_THE REQUEST_
Locate the line containing "Convert this document image to plain text." in the material below; repeat it and every line after it, exactly as written.

• • • • •

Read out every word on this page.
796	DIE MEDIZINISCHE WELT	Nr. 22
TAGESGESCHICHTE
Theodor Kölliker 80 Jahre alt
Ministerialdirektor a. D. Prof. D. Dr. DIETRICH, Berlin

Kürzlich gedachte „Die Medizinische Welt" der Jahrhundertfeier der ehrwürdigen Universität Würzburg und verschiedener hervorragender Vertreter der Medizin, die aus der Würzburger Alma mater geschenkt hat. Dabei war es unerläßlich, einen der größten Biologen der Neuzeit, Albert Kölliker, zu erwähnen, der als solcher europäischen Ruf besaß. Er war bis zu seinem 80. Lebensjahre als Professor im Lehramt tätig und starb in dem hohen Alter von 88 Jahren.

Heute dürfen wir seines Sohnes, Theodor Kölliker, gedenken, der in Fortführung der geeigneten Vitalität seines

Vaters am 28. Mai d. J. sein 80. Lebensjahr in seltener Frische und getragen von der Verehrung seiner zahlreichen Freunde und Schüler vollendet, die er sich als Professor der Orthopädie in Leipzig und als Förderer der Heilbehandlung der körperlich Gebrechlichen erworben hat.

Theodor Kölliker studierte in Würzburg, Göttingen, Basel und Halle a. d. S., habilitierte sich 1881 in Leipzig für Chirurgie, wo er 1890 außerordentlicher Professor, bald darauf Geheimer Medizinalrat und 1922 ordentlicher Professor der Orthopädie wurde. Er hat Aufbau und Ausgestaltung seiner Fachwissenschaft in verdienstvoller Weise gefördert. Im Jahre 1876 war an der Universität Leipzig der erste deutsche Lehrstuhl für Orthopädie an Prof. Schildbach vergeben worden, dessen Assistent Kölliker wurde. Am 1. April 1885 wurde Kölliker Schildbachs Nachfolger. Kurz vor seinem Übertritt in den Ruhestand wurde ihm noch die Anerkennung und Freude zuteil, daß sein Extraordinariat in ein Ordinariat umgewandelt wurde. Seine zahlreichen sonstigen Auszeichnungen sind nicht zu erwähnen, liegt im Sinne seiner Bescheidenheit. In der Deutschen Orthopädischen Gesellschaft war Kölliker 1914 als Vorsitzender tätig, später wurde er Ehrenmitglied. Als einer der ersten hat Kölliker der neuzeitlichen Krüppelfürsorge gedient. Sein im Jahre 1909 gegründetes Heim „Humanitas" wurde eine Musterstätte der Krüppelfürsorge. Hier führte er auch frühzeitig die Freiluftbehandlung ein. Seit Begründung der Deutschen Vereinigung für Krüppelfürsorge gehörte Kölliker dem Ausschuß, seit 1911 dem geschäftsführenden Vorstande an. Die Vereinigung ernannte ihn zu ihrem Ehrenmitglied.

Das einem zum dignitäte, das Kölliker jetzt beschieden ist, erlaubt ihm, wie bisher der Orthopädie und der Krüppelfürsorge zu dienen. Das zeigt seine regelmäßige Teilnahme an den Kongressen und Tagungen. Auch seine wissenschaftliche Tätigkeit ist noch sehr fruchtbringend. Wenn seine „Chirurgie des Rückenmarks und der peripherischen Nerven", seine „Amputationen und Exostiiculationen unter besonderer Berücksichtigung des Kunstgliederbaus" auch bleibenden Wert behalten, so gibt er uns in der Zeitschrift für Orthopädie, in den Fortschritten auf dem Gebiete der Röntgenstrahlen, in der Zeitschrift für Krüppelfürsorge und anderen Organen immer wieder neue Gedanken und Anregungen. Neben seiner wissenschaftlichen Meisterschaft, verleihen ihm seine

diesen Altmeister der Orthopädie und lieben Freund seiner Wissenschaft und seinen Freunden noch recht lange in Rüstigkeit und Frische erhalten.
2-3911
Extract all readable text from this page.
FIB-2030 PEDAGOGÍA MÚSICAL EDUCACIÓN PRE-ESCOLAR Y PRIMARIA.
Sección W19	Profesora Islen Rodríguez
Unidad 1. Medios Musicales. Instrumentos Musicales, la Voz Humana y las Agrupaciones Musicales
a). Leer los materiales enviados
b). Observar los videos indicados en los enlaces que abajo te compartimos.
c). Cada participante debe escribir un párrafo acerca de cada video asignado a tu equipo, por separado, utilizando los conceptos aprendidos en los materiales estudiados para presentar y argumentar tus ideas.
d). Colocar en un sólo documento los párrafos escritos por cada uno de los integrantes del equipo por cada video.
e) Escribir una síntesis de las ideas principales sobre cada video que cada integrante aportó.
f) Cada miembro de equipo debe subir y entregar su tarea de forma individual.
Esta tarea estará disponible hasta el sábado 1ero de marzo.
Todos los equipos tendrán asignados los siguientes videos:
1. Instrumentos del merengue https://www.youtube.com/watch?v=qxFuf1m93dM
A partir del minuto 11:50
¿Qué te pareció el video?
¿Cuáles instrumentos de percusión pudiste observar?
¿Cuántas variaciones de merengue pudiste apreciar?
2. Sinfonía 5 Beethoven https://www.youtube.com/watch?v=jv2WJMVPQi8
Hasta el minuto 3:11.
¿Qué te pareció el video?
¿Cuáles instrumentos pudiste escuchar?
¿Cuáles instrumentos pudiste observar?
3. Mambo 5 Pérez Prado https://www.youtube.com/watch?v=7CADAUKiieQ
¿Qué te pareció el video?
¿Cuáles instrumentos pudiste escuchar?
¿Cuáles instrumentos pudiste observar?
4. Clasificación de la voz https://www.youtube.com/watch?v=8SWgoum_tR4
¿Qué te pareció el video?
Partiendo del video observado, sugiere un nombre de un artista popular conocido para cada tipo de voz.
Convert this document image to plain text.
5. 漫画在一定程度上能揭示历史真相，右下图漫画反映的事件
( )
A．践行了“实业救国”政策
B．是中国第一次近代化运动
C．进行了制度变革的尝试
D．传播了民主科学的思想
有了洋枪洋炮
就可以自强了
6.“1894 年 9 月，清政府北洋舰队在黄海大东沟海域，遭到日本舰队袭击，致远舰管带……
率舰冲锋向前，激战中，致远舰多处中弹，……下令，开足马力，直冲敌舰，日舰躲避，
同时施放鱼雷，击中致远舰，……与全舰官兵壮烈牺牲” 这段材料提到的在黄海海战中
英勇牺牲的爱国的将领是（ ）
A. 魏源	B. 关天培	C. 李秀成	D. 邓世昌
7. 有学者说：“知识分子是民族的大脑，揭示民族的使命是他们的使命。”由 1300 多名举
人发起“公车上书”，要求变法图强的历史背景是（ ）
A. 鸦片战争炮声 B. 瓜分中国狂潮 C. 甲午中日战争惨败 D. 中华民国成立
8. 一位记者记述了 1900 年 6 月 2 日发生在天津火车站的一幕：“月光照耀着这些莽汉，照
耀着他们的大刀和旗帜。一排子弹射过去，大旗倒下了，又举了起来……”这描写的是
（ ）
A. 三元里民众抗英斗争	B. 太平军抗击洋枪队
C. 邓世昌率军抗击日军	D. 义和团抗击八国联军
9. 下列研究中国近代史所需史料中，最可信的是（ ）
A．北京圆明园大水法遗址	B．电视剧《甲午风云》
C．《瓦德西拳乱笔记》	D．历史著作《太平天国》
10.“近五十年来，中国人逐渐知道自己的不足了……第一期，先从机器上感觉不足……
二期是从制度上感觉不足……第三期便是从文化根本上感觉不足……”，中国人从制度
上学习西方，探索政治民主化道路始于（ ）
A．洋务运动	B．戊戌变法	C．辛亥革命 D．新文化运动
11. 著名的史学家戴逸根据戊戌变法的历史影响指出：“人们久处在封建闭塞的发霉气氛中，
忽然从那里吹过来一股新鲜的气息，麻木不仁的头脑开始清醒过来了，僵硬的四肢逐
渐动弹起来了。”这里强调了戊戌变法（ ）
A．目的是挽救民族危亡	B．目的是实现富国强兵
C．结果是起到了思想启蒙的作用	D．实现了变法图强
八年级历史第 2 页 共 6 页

• • • • •

_EXERCISE RESPONSE_
Convert this document image to plain text.
5. 漫画在一定程度上能揭示历史真相，右下图漫画反映的事件
( )
A．践行了“实业救国”政策
B．是中国第一次近代化运动
C．进行了制度变革的尝试
D．传播了民主科学的思想
有了洋枪洋炮
就可以自强了
6.“1894 年 9 月，清政府北洋舰队在黄海大东沟海域，遭到日本舰队袭击，致远舰管带……
率舰冲锋向前，激战中，致远舰多处中弹，……下令，开足马力，直冲敌舰，日舰躲避，
同时施放鱼雷，击中致远舰，……与全舰官兵壮烈牺牲” 这段材料提到的在黄海海战中
英勇牺牲的爱国的将领是（ ）
A. 魏源	B. 关天培	C. 李秀成	D. 邓世昌
7. 有学者说：“知识分子是民族的大脑，揭示民族的使命是他们的使命。”由 1300 多名举
人发起“公车上书”，要求变法图强的历史背景是（ ）
A. 鸦片战争炮声 B. 瓜分中国狂潮 C. 甲午中日战争惨败 D. 中华民国成立
8. 一位记者记述了 1900 年 6 月 2 日发生在天津火车站的一幕：“月光照耀着这些莽汉，照
耀着他们的大刀和旗帜。一排子弹射过去，大旗倒下了，又举了起来……”这描写的是
（ ）
A. 三元里民众抗英斗争	B. 太平军抗击洋枪队
C. 邓世昌率军抗击日军	D. 义和团抗击八国联军
9. 下列研究中国近代史所需史料中，最可信的是（ ）
A．北京圆明园大水法遗址	B．电视剧《甲午风云》
C．《瓦德西拳乱笔记》	D．历史著作《太平天国》
10.“近五十年来，中国人逐渐知道自己的不足了……第一期，先从机器上感觉不足……
二期是从制度上感觉不足……第三期便是从文化根本上感觉不足……”，中国人从制度
上学习西方，探索政治民主化道路始于（ ）
A．洋务运动	B．戊戌变法	C．辛亥革命 D．新文化运动
11. 著名的史学家戴逸根据戊戌变法的历史影响指出：“人们久处在封建闭塞的发霉气氛中，
忽然从那里吹过来一股新鲜的气息，麻木不仁的头脑开始清醒过来了，僵硬的四肢逐
渐动弹起来了。”这里强调了戊戌变法（ ）
A．目的是挽救民族危亡	B．目的是实现富国强兵
C．结果是起到了思想启蒙的作用	D．实现了变法图强
八年级历史第 2 页 共 6 页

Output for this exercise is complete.